Il s’agit d’I.M.O.C. – d’Infirmité Motrice d’Origine Cérébrale – lorsque les séquelles sont multiples, non seulement motrices (elles sont souvent importantes), mais aussi intellectuelles ; parfois, il y a une épilepsie, une atteinte sensorielle importante… c’est le « tableau » d’une personne « polyhandicapée ».
Il est important de noter que le handicap intervient dès les premiers instants de la vie, il va donc conditionner le mode d’être au monde de l’enfant (programme moteur et cérébral déficient).
Etiologie
Nous distinguons deux étiologies principales :
- l’anoxie néonatale : elle est liée à l’arrêt des fonctions cardio-respiratoires, privant le cerveau de son irrigation sanguine normale, ce qui entraîne un manque d’oxygène et provoque des lésions,
- la prématurité : la naissance prématurée (6 à 8 mois de grossesse) expose le nouveau-né à un risque d’hémorragie cérébrale ; cette hémorragie survenant sur un cerveau non achevé peut provoquer la lésion de cellules nerveuses.
L’Infirmité Motrice Cérébrale peut aussi être le résultat d’une atteinte plus tardive à la suite d’une réanimation, d’une chute. Le qualificatif « I.M.C. » est en théorie attribué si cet accident autour de la naissance se situe dans les 3, voire les 6 premiers mois de la vie (plus tard, c’est le terme de « traumatisé crânien » qui sera utilisé).
L’Infirmité Motrice Cérébrale va être responsable, outre de problèmes moteurs plus ou moins importants, de troubles cognitifs tout à fait spécifiques, et ce, indépendamment de l’efficience intellectuelle globale. La personne présentant une I.M.C. ou une I.M.O.C. peut connaître des troubles de l’abstraction, du raisonnement, de repérages espace-temps.

----

Consigne 1. Selon l'extrait sur l'infirmité motrice cérébrale, par quel mécanisme l'anoxie néonatale provoque-t-elle des lésions ? Répondez en une à trois phrases.
Consigne 2. Reproduisez le passage de l'extrait sur l'infirmité motrice cérébrale qui va de « Il est important » jusqu'à « et cérébral déficient). ».

----

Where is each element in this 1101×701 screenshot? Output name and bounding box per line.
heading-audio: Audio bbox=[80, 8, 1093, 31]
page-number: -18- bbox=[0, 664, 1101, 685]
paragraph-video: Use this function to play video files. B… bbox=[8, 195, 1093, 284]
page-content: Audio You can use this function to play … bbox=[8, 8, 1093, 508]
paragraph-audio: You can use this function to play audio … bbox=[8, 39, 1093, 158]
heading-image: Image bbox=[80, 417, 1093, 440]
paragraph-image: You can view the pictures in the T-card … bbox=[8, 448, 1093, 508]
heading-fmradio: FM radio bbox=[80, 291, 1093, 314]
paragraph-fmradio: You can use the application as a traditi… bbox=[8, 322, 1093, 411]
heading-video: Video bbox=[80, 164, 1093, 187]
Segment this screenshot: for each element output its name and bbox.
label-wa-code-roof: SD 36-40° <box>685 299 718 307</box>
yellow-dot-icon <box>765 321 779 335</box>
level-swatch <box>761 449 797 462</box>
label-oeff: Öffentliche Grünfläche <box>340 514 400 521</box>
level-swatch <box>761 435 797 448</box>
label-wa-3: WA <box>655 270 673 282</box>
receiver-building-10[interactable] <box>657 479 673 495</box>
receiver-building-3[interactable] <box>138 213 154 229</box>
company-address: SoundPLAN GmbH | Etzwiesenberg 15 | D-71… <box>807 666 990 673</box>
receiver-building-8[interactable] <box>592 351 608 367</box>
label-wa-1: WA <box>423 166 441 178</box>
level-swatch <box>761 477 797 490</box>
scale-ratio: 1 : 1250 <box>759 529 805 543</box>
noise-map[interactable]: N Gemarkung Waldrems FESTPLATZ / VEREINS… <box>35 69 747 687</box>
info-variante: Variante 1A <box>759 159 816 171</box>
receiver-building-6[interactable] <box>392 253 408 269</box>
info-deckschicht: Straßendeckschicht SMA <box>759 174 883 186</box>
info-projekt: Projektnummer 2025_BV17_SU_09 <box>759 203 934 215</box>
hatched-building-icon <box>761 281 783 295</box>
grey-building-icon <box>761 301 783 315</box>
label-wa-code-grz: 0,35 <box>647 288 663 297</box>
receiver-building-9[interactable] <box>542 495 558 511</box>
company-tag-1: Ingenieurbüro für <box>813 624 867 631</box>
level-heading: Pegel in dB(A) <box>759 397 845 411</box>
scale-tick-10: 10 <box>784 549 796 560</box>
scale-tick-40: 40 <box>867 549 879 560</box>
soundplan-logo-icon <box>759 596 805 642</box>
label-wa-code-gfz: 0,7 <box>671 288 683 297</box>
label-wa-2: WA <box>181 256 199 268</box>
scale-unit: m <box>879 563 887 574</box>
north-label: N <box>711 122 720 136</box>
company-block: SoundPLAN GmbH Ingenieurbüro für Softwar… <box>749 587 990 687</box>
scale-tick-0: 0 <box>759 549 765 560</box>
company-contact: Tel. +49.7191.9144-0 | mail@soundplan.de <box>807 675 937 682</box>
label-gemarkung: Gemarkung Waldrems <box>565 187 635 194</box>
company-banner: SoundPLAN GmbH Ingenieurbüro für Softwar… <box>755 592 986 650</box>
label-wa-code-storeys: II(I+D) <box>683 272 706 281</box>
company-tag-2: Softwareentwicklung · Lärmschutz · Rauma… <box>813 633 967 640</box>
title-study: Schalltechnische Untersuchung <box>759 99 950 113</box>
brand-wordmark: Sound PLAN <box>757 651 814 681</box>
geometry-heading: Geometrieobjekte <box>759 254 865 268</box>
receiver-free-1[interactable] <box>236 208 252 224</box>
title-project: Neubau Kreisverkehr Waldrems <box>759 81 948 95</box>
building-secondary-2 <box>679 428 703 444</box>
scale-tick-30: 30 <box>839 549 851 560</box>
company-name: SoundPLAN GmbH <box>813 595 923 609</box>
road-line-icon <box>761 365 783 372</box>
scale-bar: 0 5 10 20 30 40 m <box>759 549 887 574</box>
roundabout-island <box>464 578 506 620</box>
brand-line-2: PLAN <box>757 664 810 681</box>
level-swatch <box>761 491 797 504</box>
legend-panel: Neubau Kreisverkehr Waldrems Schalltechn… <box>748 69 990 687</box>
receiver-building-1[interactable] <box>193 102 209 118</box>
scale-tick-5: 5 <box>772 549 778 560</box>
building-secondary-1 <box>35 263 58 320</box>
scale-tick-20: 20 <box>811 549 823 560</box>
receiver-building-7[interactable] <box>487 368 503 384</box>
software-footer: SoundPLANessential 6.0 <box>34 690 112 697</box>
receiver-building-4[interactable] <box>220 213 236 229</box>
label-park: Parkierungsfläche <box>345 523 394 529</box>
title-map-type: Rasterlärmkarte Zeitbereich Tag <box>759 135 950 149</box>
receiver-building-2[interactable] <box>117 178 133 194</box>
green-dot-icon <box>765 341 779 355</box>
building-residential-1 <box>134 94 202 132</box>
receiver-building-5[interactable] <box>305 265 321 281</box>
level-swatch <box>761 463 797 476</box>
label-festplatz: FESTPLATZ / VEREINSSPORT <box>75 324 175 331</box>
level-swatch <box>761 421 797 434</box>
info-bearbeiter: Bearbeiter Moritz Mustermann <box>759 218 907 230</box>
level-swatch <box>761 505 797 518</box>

----

Votre réponse 1. L'anoxie néonatale est liée à l'arrêt des fonctions cardio-respiratoires, qui prive le cerveau de son irrigation sanguine normale. Cette privation entraîne un manque d'oxygène, et c'est ce manque qui provoque les lésions.

Votre réponse 2.
Il est important de noter que le handicap intervient dès les premiers instants de la vie, il va donc conditionner le mode d’être au monde de l’enfant (programme moteur et cérébral déficient).